Start of Records for the task
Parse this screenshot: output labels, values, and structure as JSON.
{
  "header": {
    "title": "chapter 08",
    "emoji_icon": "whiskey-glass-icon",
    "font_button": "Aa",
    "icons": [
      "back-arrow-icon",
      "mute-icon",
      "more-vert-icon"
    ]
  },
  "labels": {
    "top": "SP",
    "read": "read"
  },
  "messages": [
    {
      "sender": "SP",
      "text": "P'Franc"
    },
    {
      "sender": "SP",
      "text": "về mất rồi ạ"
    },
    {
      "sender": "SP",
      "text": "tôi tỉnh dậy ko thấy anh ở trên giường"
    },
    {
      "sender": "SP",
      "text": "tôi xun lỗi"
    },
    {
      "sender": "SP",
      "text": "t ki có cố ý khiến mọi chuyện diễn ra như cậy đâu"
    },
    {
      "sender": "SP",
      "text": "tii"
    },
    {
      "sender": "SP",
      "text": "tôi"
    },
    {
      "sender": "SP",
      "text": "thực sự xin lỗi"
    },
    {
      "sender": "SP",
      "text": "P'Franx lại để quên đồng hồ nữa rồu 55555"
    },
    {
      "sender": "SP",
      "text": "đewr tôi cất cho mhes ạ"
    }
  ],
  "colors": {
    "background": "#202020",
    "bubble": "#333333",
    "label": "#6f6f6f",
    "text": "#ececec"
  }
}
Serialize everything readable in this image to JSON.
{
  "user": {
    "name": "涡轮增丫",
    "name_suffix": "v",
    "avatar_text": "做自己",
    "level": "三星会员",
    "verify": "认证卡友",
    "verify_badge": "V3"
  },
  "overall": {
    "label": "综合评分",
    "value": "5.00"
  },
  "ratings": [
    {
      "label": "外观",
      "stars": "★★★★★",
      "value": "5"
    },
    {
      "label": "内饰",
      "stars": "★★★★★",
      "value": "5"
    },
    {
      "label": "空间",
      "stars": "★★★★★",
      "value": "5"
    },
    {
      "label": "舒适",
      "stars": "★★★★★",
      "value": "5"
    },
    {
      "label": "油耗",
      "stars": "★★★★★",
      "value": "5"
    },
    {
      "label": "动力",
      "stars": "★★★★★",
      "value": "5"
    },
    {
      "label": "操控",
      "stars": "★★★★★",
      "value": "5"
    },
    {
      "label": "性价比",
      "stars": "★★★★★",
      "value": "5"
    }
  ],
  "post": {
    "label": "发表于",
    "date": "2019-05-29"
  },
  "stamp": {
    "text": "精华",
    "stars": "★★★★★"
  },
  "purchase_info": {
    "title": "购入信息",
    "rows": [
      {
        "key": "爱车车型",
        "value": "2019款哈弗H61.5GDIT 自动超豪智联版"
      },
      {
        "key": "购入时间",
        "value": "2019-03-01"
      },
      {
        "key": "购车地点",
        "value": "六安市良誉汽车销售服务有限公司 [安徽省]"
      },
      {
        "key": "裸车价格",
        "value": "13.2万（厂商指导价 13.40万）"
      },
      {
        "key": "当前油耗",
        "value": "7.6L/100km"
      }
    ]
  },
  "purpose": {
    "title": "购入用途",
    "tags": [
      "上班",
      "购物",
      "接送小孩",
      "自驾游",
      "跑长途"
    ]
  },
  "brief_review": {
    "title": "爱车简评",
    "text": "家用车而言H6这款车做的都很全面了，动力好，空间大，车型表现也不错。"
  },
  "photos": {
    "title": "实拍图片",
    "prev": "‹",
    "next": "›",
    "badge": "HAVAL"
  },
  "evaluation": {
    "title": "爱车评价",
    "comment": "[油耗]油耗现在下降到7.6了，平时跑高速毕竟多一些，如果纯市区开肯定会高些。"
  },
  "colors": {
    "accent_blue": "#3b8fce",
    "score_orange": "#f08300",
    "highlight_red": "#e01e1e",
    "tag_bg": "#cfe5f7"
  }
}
End of Records for the task
◆ **Instructions for the task**
From the listing above, report the number of lines containing the string "JSON", without any accompanying remarks.

◆ **Solution to this task**
2